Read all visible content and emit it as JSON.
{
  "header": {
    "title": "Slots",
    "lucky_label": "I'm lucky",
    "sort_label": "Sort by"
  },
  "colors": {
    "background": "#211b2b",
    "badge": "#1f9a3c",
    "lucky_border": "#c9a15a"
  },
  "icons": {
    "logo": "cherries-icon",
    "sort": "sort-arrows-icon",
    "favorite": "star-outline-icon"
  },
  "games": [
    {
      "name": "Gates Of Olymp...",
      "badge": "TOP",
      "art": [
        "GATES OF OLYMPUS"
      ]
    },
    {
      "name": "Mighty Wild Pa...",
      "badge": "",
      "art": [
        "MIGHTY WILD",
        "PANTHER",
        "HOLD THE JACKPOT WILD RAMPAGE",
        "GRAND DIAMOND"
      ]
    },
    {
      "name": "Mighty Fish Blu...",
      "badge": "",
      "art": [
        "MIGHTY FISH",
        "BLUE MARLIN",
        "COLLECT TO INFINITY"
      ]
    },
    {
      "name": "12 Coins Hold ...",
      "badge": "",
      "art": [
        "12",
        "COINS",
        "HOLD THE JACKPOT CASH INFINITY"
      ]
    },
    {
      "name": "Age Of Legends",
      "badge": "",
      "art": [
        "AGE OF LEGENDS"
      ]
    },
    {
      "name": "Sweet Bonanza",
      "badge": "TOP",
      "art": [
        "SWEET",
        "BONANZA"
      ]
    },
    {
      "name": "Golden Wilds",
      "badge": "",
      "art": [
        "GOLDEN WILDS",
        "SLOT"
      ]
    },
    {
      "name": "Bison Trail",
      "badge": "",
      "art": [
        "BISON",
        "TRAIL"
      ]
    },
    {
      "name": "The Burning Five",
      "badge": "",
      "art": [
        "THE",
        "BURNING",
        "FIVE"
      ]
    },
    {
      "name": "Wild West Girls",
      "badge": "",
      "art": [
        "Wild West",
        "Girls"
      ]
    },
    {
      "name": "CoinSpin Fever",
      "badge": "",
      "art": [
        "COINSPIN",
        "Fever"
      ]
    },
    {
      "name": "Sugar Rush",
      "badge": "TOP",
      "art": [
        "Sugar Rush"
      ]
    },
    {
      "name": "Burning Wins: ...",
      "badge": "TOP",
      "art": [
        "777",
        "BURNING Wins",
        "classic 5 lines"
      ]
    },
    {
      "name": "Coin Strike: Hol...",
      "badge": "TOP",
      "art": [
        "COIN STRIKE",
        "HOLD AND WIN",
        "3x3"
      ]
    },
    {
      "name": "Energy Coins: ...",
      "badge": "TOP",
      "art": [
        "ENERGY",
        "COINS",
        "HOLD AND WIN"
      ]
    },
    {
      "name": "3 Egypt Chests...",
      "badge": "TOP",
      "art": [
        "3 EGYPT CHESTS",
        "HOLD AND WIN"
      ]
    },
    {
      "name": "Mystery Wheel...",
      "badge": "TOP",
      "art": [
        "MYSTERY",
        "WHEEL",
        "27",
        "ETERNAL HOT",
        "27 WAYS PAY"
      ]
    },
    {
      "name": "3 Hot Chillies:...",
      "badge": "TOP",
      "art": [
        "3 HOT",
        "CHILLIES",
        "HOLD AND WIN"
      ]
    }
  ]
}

========

* Task directions
Here, the records must be output exactly and in full.

* Task response
Read all visible content and emit it as JSON.
{
  "header": {
    "title": "Slots",
    "lucky_label": "I'm lucky",
    "sort_label": "Sort by"
  },
  "colors": {
    "background": "#211b2b",
    "badge": "#1f9a3c",
    "lucky_border": "#c9a15a"
  },
  "icons": {
    "logo": "cherries-icon",
    "sort": "sort-arrows-icon",
    "favorite": "star-outline-icon"
  },
  "games": [
    {
      "name": "Gates Of Olymp...",
      "badge": "TOP",
      "art": [
        "GATES OF OLYMPUS"
      ]
    },
    {
      "name": "Mighty Wild Pa...",
      "badge": "",
      "art": [
        "MIGHTY WILD",
        "PANTHER",
        "HOLD THE JACKPOT WILD RAMPAGE",
        "GRAND DIAMOND"
      ]
    },
    {
      "name": "Mighty Fish Blu...",
      "badge": "",
      "art": [
        "MIGHTY FISH",
        "BLUE MARLIN",
        "COLLECT TO INFINITY"
      ]
    },
    {
      "name": "12 Coins Hold ...",
      "badge": "",
      "art": [
        "12",
        "COINS",
        "HOLD THE JACKPOT CASH INFINITY"
      ]
    },
    {
      "name": "Age Of Legends",
      "badge": "",
      "art": [
        "AGE OF LEGENDS"
      ]
    },
    {
      "name": "Sweet Bonanza",
      "badge": "TOP",
      "art": [
        "SWEET",
        "BONANZA"
      ]
    },
    {
      "name": "Golden Wilds",
      "badge": "",
      "art": [
        "GOLDEN WILDS",
        "SLOT"
      ]
    },
    {
      "name": "Bison Trail",
      "badge": "",
      "art": [
        "BISON",
        "TRAIL"
      ]
    },
    {
      "name": "The Burning Five",
      "badge": "",
      "art": [
        "THE",
        "BURNING",
        "FIVE"
      ]
    },
    {
      "name": "Wild West Girls",
      "badge": "",
      "art": [
        "Wild West",
        "Girls"
      ]
    },
    {
      "name": "CoinSpin Fever",
      "badge": "",
      "art": [
        "COINSPIN",
        "Fever"
      ]
    },
    {
      "name": "Sugar Rush",
      "badge": "TOP",
      "art": [
        "Sugar Rush"
      ]
    },
    {
      "name": "Burning Wins: ...",
      "badge": "TOP",
      "art": [
        "777",
        "BURNING Wins",
        "classic 5 lines"
      ]
    },
    {
      "name": "Coin Strike: Hol...",
      "badge": "TOP",
      "art": [
        "COIN STRIKE",
        "HOLD AND WIN",
        "3x3"
      ]
    },
    {
      "name": "Energy Coins: ...",
      "badge": "TOP",
      "art": [
        "ENERGY",
        "COINS",
        "HOLD AND WIN"
      ]
    },
    {
      "name": "3 Egypt Chests...",
      "badge": "TOP",
      "art": [
        "3 EGYPT CHESTS",
        "HOLD AND WIN"
      ]
    },
    {
      "name": "Mystery Wheel...",
      "badge": "TOP",
      "art": [
        "MYSTERY",
        "WHEEL",
        "27",
        "ETERNAL HOT",
        "27 WAYS PAY"
      ]
    },
    {
      "name": "3 Hot Chillies:...",
      "badge": "TOP",
      "art": [
        "3 HOT",
        "CHILLIES",
        "HOLD AND WIN"
      ]
    }
  ]
}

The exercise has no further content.